____ Exercise data

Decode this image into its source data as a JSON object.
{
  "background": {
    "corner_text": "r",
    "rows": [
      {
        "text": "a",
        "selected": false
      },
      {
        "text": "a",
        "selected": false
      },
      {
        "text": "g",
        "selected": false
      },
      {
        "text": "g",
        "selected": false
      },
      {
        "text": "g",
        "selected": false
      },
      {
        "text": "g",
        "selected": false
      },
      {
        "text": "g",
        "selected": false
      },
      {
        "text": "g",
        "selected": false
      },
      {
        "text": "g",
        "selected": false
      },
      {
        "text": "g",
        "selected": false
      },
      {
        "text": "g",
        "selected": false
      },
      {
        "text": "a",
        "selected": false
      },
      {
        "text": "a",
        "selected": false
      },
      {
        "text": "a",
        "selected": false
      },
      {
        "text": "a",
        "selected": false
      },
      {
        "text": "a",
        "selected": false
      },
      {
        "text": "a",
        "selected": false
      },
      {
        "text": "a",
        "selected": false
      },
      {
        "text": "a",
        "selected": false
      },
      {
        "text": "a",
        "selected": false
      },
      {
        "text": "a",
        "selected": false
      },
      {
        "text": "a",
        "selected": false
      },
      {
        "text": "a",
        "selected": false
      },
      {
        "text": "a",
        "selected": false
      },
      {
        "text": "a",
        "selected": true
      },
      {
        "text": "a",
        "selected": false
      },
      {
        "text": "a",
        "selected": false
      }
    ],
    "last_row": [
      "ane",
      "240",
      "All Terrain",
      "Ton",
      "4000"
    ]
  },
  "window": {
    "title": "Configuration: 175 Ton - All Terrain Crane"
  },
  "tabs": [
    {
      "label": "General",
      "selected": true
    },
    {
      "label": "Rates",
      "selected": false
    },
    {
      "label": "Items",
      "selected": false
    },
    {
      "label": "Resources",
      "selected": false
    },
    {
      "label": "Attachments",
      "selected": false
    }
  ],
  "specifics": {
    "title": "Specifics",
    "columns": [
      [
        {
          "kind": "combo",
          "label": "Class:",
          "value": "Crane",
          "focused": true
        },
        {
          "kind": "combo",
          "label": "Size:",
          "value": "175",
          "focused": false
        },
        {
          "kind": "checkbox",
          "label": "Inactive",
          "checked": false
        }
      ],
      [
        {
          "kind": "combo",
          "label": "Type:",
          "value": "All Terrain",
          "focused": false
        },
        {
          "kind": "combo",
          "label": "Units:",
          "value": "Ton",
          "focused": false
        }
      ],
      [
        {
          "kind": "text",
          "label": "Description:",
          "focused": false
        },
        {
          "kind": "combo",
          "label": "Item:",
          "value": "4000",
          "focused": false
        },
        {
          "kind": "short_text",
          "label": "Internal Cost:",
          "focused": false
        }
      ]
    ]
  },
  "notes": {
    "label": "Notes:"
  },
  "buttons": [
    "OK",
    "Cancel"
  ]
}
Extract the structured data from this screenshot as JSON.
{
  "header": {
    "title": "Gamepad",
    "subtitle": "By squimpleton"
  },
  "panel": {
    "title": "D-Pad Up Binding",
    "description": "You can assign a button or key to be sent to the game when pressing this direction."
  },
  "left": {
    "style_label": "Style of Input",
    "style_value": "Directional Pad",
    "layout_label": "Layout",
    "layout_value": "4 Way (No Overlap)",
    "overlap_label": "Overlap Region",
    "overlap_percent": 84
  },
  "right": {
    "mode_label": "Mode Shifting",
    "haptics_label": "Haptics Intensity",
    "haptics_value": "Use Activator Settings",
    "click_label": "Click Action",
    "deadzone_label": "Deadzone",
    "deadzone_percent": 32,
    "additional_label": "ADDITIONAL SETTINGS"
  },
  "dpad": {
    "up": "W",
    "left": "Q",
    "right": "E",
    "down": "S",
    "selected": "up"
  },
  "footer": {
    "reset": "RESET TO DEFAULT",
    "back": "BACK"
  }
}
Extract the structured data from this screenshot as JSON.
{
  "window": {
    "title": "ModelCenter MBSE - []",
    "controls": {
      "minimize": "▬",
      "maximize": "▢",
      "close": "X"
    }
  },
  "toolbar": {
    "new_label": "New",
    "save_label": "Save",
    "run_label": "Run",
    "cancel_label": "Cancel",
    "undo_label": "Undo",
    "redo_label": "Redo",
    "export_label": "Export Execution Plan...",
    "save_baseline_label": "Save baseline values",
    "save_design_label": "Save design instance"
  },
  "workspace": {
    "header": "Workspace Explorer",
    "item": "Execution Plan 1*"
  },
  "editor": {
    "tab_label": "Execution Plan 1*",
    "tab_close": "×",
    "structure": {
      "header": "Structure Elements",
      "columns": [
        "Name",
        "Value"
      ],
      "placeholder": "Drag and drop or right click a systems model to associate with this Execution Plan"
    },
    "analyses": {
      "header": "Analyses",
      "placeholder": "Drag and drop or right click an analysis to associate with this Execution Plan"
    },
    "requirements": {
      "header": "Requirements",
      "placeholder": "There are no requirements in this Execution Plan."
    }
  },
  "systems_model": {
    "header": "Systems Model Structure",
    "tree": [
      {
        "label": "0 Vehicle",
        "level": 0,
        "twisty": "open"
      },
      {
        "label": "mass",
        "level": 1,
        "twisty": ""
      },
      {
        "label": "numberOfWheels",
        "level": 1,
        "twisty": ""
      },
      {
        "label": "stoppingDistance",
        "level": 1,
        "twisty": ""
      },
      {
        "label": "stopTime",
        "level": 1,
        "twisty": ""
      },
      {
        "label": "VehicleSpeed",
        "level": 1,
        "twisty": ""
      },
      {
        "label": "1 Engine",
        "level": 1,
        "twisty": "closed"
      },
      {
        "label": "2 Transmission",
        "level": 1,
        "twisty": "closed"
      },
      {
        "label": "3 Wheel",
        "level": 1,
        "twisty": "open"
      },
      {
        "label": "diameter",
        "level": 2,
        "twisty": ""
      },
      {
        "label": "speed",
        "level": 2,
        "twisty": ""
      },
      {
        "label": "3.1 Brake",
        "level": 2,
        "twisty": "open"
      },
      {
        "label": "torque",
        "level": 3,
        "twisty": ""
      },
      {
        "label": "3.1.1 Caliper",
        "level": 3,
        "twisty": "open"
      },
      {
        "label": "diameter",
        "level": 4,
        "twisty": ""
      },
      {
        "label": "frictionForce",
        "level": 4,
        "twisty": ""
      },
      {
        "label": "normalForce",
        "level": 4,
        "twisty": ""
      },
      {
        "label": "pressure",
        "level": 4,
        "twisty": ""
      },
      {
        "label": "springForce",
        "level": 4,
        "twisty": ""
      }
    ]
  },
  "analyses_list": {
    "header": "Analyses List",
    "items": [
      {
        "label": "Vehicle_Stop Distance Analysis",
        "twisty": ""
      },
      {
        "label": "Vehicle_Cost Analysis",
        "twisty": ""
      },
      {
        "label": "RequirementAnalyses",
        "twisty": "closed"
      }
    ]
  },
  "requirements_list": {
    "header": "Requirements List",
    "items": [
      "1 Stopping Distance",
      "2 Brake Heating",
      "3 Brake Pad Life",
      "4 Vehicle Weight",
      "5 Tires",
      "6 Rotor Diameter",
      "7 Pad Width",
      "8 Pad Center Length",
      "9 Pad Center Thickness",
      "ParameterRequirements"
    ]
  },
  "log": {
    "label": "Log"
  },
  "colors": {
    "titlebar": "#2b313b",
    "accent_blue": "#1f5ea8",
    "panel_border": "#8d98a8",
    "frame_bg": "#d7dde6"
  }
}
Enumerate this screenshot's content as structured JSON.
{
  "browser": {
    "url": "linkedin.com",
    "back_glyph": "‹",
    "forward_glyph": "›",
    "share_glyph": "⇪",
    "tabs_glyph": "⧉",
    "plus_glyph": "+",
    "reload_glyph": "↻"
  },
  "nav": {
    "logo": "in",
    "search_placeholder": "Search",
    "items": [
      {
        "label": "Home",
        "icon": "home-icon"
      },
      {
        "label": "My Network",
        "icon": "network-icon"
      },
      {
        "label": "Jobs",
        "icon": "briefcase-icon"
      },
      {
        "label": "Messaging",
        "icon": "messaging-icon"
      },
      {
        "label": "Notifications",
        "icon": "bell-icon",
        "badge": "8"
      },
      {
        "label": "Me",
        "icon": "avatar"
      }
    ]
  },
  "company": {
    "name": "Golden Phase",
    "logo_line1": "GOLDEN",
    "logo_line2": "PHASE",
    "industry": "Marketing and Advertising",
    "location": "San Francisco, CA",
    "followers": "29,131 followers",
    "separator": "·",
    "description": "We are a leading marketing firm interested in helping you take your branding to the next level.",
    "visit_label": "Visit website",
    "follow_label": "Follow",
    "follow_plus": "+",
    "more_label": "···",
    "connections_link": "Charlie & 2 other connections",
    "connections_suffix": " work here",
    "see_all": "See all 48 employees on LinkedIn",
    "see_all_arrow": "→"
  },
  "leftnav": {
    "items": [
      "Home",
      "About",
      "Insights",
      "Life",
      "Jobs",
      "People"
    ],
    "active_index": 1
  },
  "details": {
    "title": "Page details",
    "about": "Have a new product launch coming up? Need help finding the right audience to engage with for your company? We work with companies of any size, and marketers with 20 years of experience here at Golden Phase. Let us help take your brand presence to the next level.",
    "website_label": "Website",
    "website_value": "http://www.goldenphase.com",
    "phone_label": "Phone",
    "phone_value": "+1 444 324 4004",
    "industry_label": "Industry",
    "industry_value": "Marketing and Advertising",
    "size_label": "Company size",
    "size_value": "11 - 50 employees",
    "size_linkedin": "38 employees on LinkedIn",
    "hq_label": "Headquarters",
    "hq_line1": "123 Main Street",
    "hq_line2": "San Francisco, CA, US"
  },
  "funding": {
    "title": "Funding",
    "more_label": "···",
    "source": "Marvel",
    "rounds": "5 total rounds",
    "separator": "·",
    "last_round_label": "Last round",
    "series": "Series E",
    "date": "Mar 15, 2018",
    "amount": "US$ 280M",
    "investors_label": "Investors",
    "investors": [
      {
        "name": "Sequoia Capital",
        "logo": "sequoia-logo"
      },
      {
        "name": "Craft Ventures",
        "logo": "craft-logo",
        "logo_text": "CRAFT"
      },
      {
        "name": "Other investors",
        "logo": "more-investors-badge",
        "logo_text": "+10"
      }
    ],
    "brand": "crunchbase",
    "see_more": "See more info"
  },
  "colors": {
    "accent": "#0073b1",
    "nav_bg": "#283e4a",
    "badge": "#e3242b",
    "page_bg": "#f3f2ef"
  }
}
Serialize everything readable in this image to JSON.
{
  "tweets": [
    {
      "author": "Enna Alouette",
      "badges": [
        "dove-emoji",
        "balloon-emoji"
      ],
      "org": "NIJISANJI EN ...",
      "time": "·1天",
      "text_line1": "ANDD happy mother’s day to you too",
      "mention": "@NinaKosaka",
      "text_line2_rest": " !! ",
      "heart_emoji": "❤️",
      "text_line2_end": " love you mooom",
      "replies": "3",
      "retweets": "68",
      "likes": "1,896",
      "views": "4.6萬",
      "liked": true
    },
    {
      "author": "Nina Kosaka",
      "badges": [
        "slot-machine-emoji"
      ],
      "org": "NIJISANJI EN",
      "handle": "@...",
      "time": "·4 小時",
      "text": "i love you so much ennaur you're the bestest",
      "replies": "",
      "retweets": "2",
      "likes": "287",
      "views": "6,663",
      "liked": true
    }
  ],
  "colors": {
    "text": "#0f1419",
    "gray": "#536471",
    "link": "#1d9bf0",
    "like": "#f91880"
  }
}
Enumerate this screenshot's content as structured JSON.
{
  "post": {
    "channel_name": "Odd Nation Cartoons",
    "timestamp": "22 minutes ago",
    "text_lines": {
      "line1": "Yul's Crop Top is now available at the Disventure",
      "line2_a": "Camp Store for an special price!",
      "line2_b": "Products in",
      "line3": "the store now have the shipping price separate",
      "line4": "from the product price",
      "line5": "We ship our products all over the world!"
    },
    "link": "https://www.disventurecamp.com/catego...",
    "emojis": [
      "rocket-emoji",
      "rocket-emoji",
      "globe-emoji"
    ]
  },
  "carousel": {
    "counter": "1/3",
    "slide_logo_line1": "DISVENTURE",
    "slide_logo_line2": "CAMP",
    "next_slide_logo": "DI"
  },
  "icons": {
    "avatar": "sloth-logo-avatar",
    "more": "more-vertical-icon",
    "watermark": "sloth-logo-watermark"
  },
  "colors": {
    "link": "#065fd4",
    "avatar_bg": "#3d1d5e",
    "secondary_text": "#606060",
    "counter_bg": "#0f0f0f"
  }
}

________

Lines holding the word "take" in the entries above are the ones to pull out. Copy them all.

    "description": "We are a leading marketing firm interested in helping you take your branding to the next level.",
    "about": "Have a new product launch coming up? Need help finding the right audience to engage with for your company? We work with companies of any size, and marketers with 20 years of experience here at Golden Phase. Let us help take your brand presence to the next level.",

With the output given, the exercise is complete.